AVAILABLE RECORDS.
• • •
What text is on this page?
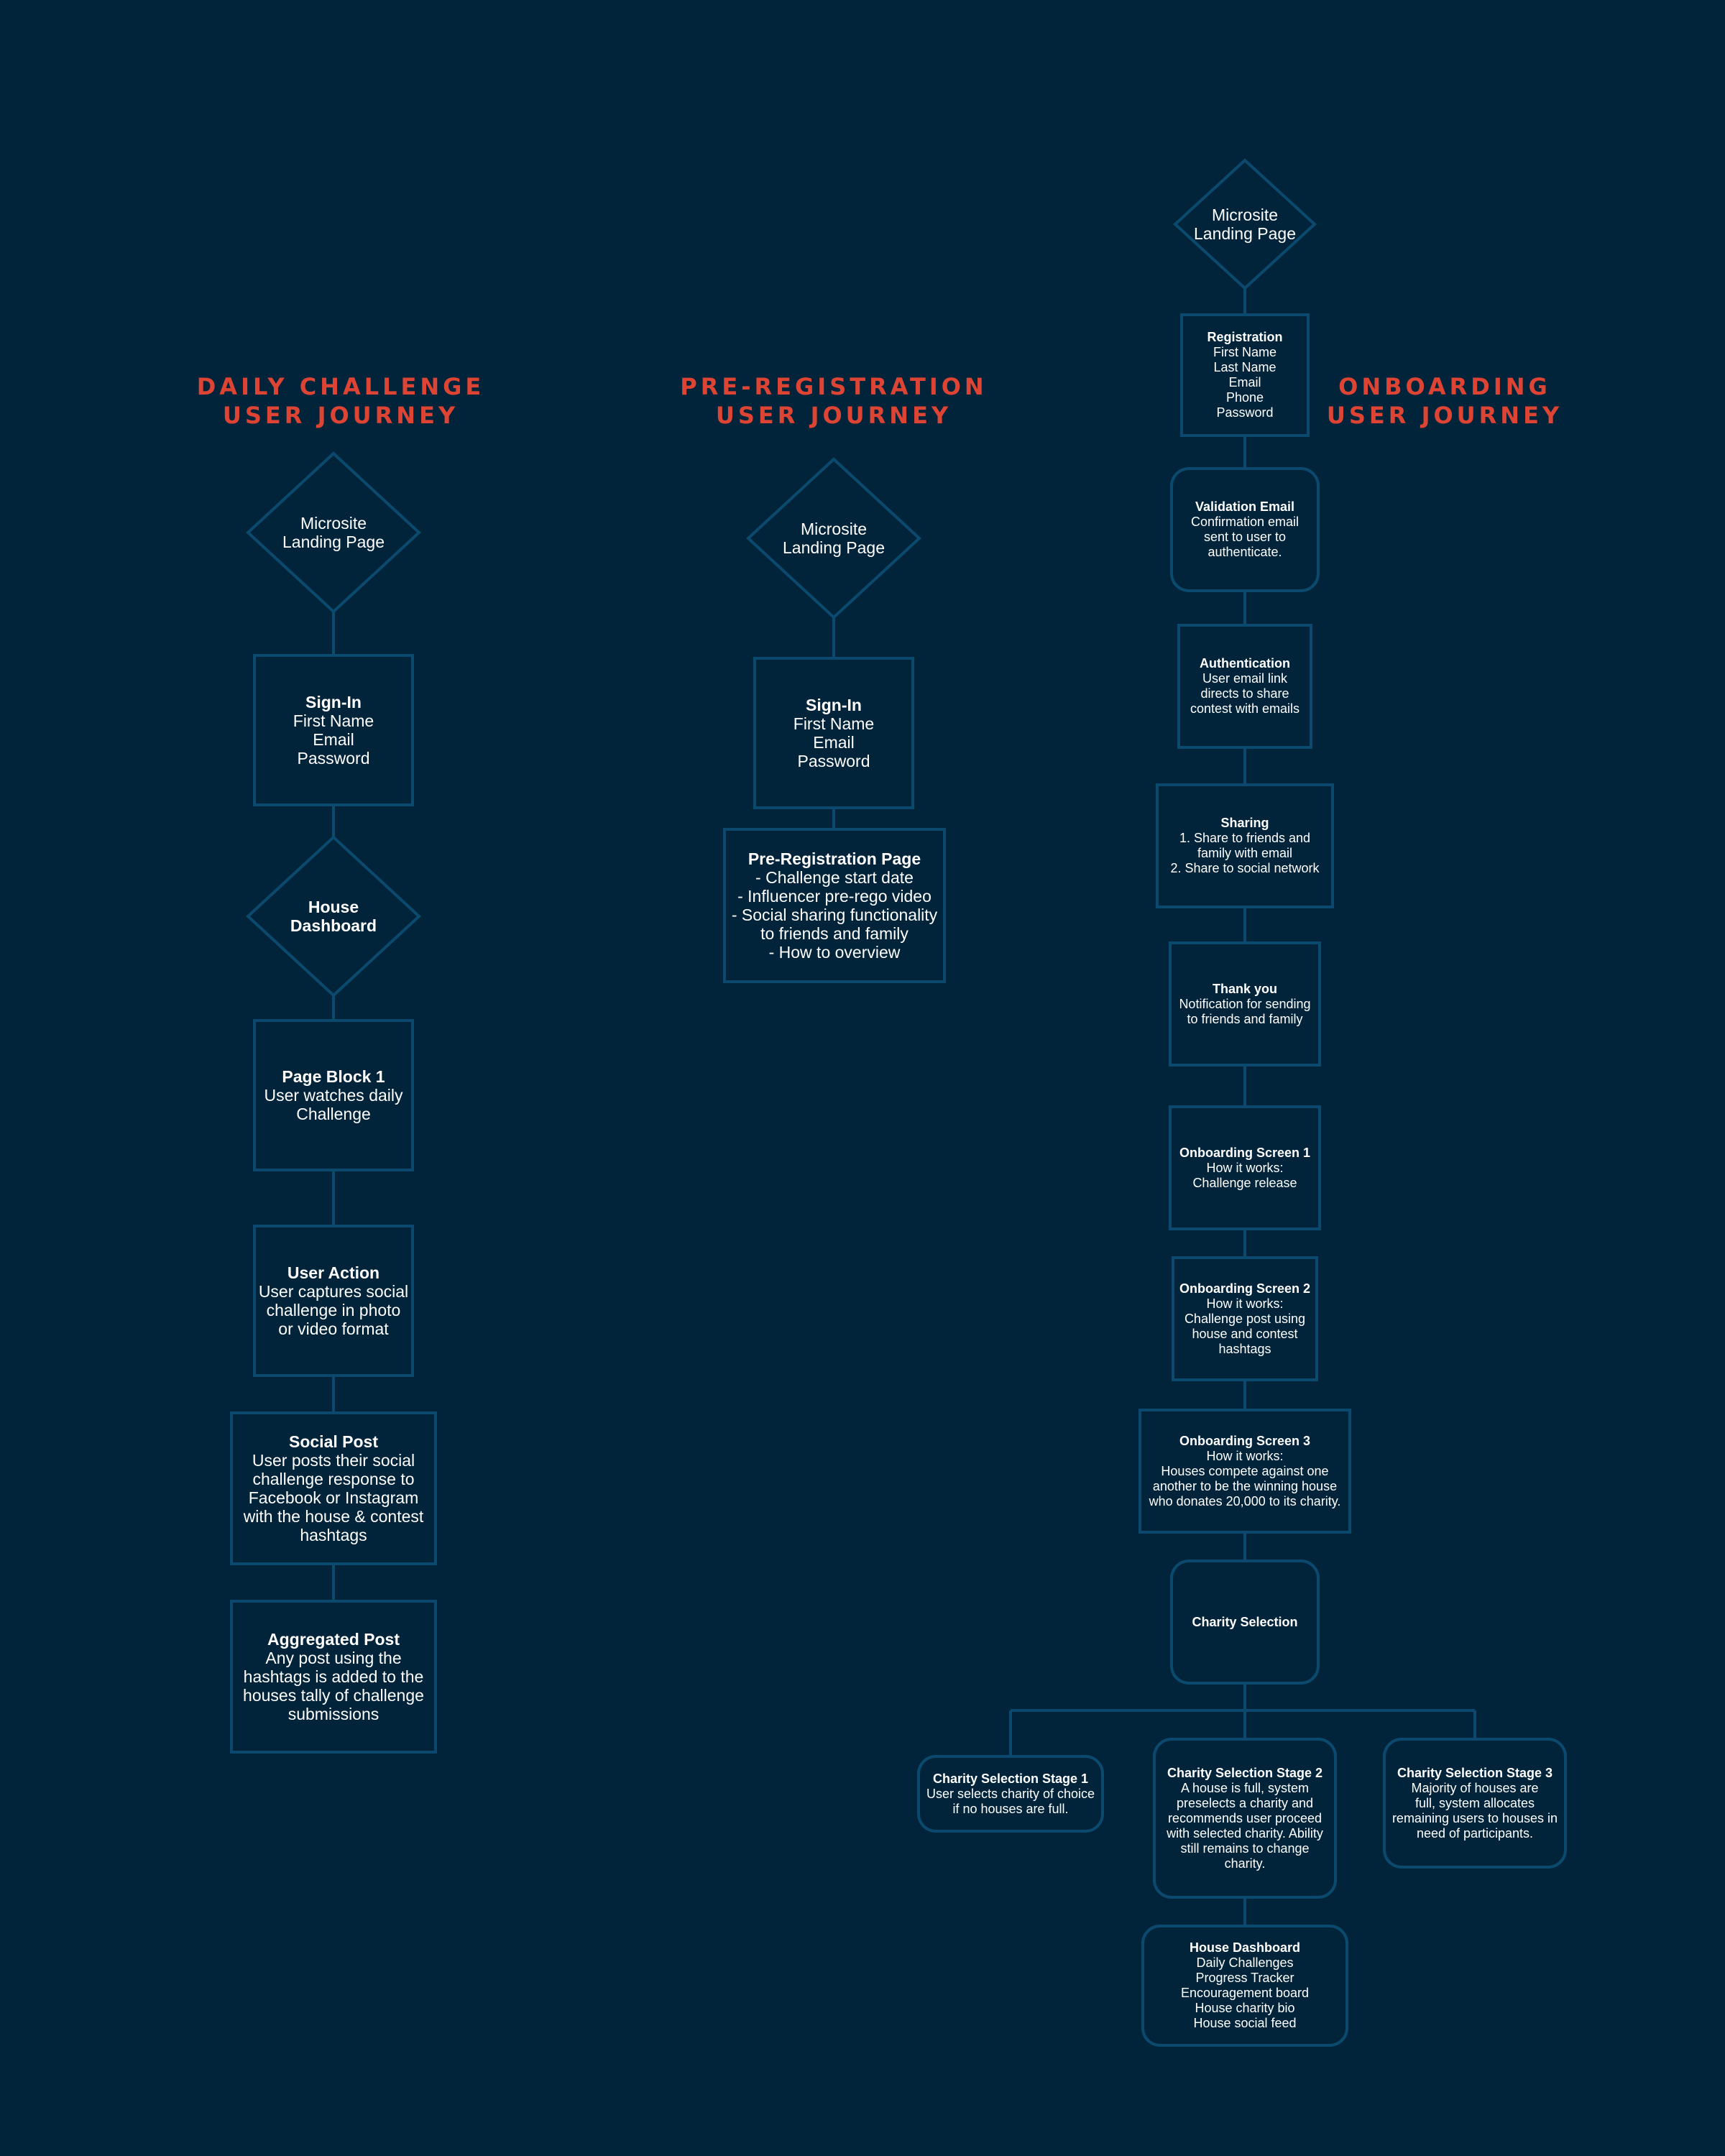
DAILY CHALLENGE
USER JOURNEY
PRE-REGISTRATION
USER JOURNEY
ONBOARDING
USER JOURNEY
Microsite
Landing Page
Sign-In
First Name
Email
Password
House
Dashboard
Page Block 1
User watches daily
Challenge
User Action
User captures social
challenge in photo
or video format
Social Post
User posts their social
challenge response to
Facebook or Instagram
with the house & contest
hashtags
Aggregated Post
Any post using the
hashtags is added to the
houses tally of challenge
submissions
Microsite
Landing Page
Sign-In
First Name
Email
Password
Pre-Registration Page
- Challenge start date
- Influencer pre-rego video
- Social sharing functionality
to friends and family
- How to overview
Microsite
Landing Page
Registration
First Name
Last Name
Email
Phone
Password
Validation Email
Confirmation email
sent to user to
authenticate.
Authentication
User email link
directs to share
contest with emails
Sharing
1. Share to friends and
family with email
2. Share to social network
Thank you
Notification for sending
to friends and family
Onboarding Screen 1
How it works:
Challenge release
Onboarding Screen 2
How it works:
Challenge post using
house and contest
hashtags
Onboarding Screen 3
How it works:
Houses compete against one
another to be the winning house
who donates 20,000 to its charity.
Charity Selection
Charity Selection Stage 1
User selects charity of choice
if no houses are full.
Charity Selection Stage 2
A house is full, system
preselects a charity and
recommends user proceed
with selected charity. Ability
still remains to change
charity.
Charity Selection Stage 3
Majority of houses are
full, system allocates
remaining users to houses in
need of participants.
House Dashboard
Daily Challenges
Progress Tracker
Encouragement board
House charity bio
House social feed
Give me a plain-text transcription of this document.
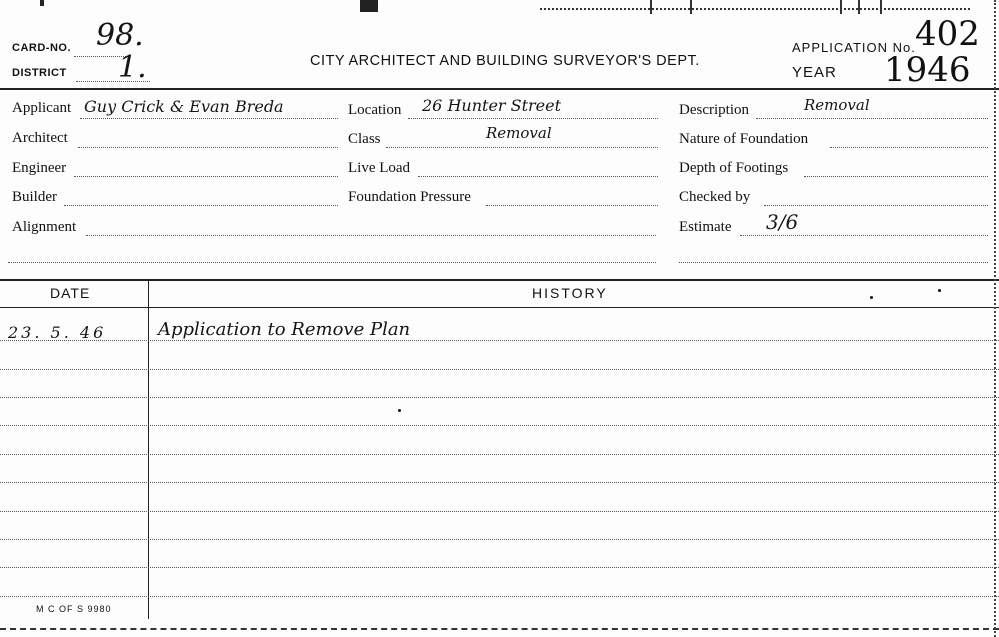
CARD-NO. 98.
DISTRICT 1.	CITY ARCHITECT AND BUILDING SURVEYOR'S DEPT.
APPLICATION No. 402
YEAR 1946
Applicant Guy Crick & Evan Breda
Architect
Engineer
Builder
Alignment
Location 26 Hunter Street
Class	Removal
Live Load
Foundation Pressure
Description	Removal
Nature of Foundation
Depth of Footings
Checked by
Estimate 3/6
DATE	HISTORY
23. 5. 46	Application to Remove Plan
M C OF S 9980
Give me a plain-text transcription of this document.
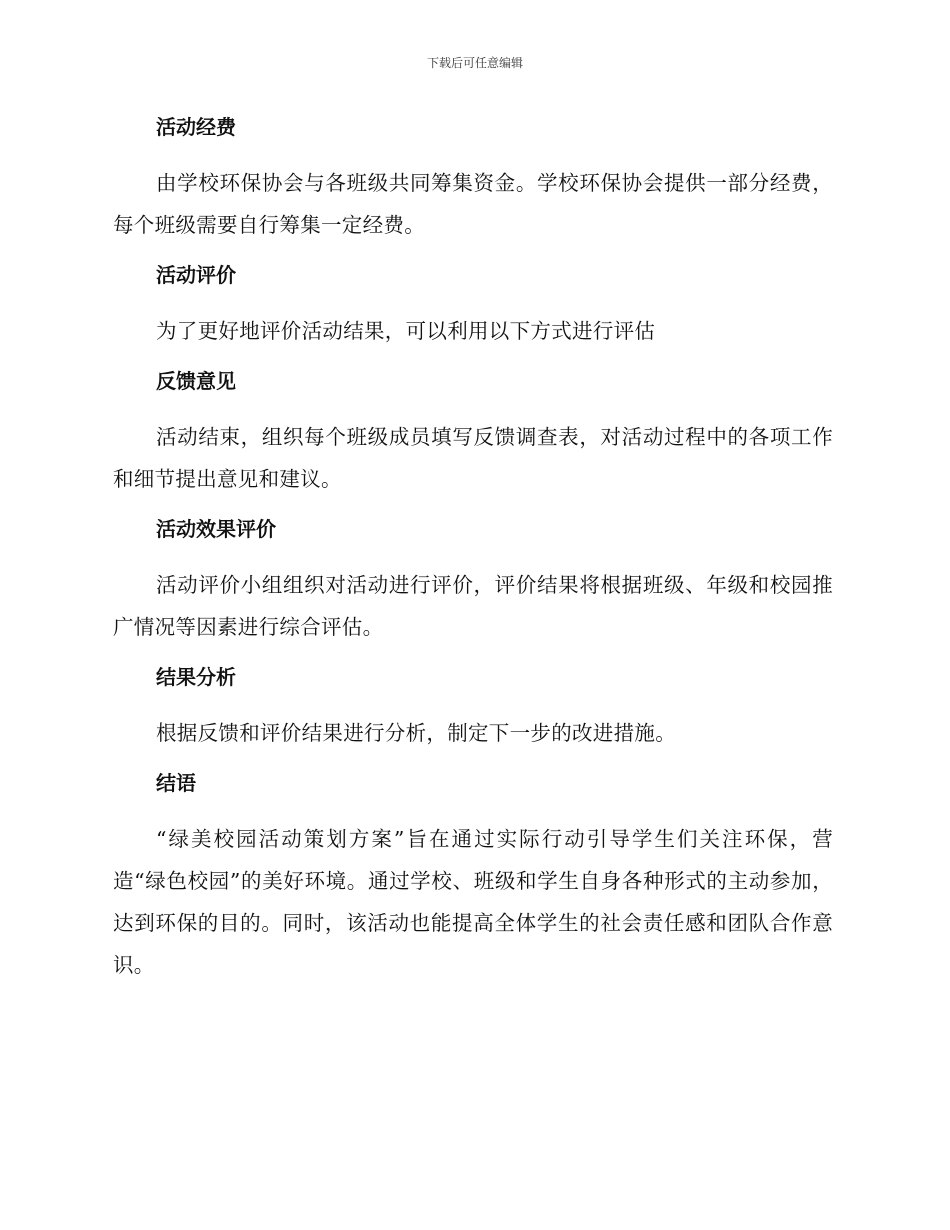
下载后可任意编辑
活动经费

由学校环保协会与各班级共同筹集资金。学校环保协会提供一部分经费，每个班级需要自行筹集一定经费。

活动评价

为了更好地评价活动结果，可以利用以下方式进行评估

反馈意见

活动结束，组织每个班级成员填写反馈调查表，对活动过程中的各项工作和细节提出意见和建议。

活动效果评价

活动评价小组组织对活动进行评价，评价结果将根据班级、年级和校园推广情况等因素进行综合评估。

结果分析

根据反馈和评价结果进行分析，制定下一步的改进措施。

结语

“绿美校园活动策划方案”旨在通过实际行动引导学生们关注环保，营造“绿色校园”的美好环境。通过学校、班级和学生自身各种形式的主动参加，达到环保的目的。同时，该活动也能提高全体学生的社会责任感和团队合作意识。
• • •
REQUIREMENTS. Copy all the entries word for word. Omit any pictures.

SOLUTION.
What text is on this page?
DAILY CHALLENGE
USER JOURNEY
PRE-REGISTRATION
USER JOURNEY
ONBOARDING
USER JOURNEY
Microsite
Landing Page
Sign-In
First Name
Email
Password
House
Dashboard
Page Block 1
User watches daily
Challenge
User Action
User captures social
challenge in photo
or video format
Social Post
User posts their social
challenge response to
Facebook or Instagram
with the house & contest
hashtags
Aggregated Post
Any post using the
hashtags is added to the
houses tally of challenge
submissions
Microsite
Landing Page
Sign-In
First Name
Email
Password
Pre-Registration Page
- Challenge start date
- Influencer pre-rego video
- Social sharing functionality
to friends and family
- How to overview
Microsite
Landing Page
Registration
First Name
Last Name
Email
Phone
Password
Validation Email
Confirmation email
sent to user to
authenticate.
Authentication
User email link
directs to share
contest with emails
Sharing
1. Share to friends and
family with email
2. Share to social network
Thank you
Notification for sending
to friends and family
Onboarding Screen 1
How it works:
Challenge release
Onboarding Screen 2
How it works:
Challenge post using
house and contest
hashtags
Onboarding Screen 3
How it works:
Houses compete against one
another to be the winning house
who donates 20,000 to its charity.
Charity Selection
Charity Selection Stage 1
User selects charity of choice
if no houses are full.
Charity Selection Stage 2
A house is full, system
preselects a charity and
recommends user proceed
with selected charity. Ability
still remains to change
charity.
Charity Selection Stage 3
Majority of houses are
full, system allocates
remaining users to houses in
need of participants.
House Dashboard
Daily Challenges
Progress Tracker
Encouragement board
House charity bio
House social feed
Give me a plain-text transcription of this document.
CARD-NO. 98.
DISTRICT 1.	CITY ARCHITECT AND BUILDING SURVEYOR'S DEPT.
APPLICATION No. 402
YEAR 1946
Applicant Guy Crick & Evan Breda
Architect
Engineer
Builder
Alignment
Location 26 Hunter Street
Class	Removal
Live Load
Foundation Pressure
Description	Removal
Nature of Foundation
Depth of Footings
Checked by
Estimate 3/6
DATE	HISTORY
23. 5. 46	Application to Remove Plan
M C OF S 9980
Give me a plain-text transcription of this document.
下载后可任意编辑
活动经费

由学校环保协会与各班级共同筹集资金。学校环保协会提供一部分经费，每个班级需要自行筹集一定经费。

活动评价

为了更好地评价活动结果，可以利用以下方式进行评估

反馈意见

活动结束，组织每个班级成员填写反馈调查表，对活动过程中的各项工作和细节提出意见和建议。

活动效果评价

活动评价小组组织对活动进行评价，评价结果将根据班级、年级和校园推广情况等因素进行综合评估。

结果分析

根据反馈和评价结果进行分析，制定下一步的改进措施。

结语

“绿美校园活动策划方案”旨在通过实际行动引导学生们关注环保，营造“绿色校园”的美好环境。通过学校、班级和学生自身各种形式的主动参加，达到环保的目的。同时，该活动也能提高全体学生的社会责任感和团队合作意识。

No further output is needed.